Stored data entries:
________________________________________

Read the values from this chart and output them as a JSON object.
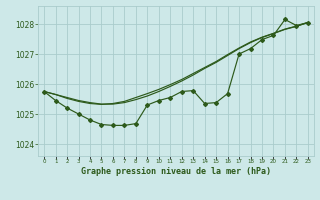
{
  "title": "Graphe pression niveau de la mer (hPa)",
  "background_color": "#cde8e8",
  "grid_color": "#aacccc",
  "line_color": "#2d5a1b",
  "x_labels": [
    "0",
    "1",
    "2",
    "3",
    "4",
    "5",
    "6",
    "7",
    "8",
    "9",
    "10",
    "11",
    "12",
    "13",
    "14",
    "15",
    "16",
    "17",
    "18",
    "19",
    "20",
    "21",
    "22",
    "23"
  ],
  "ylim": [
    1023.6,
    1028.6
  ],
  "yticks": [
    1024,
    1025,
    1026,
    1027,
    1028
  ],
  "series_jagged": [
    1025.75,
    1025.45,
    1025.2,
    1025.0,
    1024.8,
    1024.65,
    1024.62,
    1024.62,
    1024.68,
    1025.3,
    1025.45,
    1025.55,
    1025.75,
    1025.78,
    1025.35,
    1025.38,
    1025.68,
    1027.0,
    1027.18,
    1027.48,
    1027.62,
    1028.15,
    1027.95,
    1028.05
  ],
  "series_line1": [
    1025.75,
    1025.65,
    1025.55,
    1025.45,
    1025.38,
    1025.33,
    1025.33,
    1025.38,
    1025.48,
    1025.6,
    1025.75,
    1025.92,
    1026.1,
    1026.3,
    1026.52,
    1026.72,
    1026.95,
    1027.18,
    1027.38,
    1027.55,
    1027.68,
    1027.82,
    1027.92,
    1028.05
  ],
  "series_line2": [
    1025.75,
    1025.65,
    1025.52,
    1025.42,
    1025.35,
    1025.32,
    1025.35,
    1025.42,
    1025.55,
    1025.68,
    1025.82,
    1025.98,
    1026.15,
    1026.35,
    1026.55,
    1026.75,
    1026.98,
    1027.2,
    1027.4,
    1027.56,
    1027.69,
    1027.83,
    1027.93,
    1028.05
  ]
}
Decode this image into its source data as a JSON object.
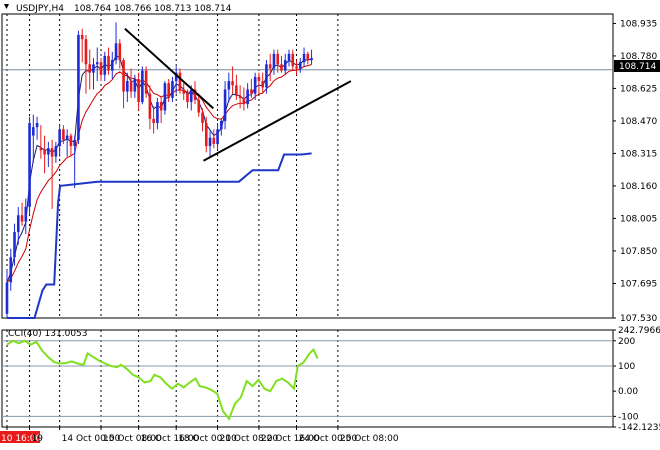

________________________________________

Copy every line of the listing that includes the string "this".

## Final result:
Read the values from this chart and output them as a JSON object.
Decode this image into its source data as a JSON object.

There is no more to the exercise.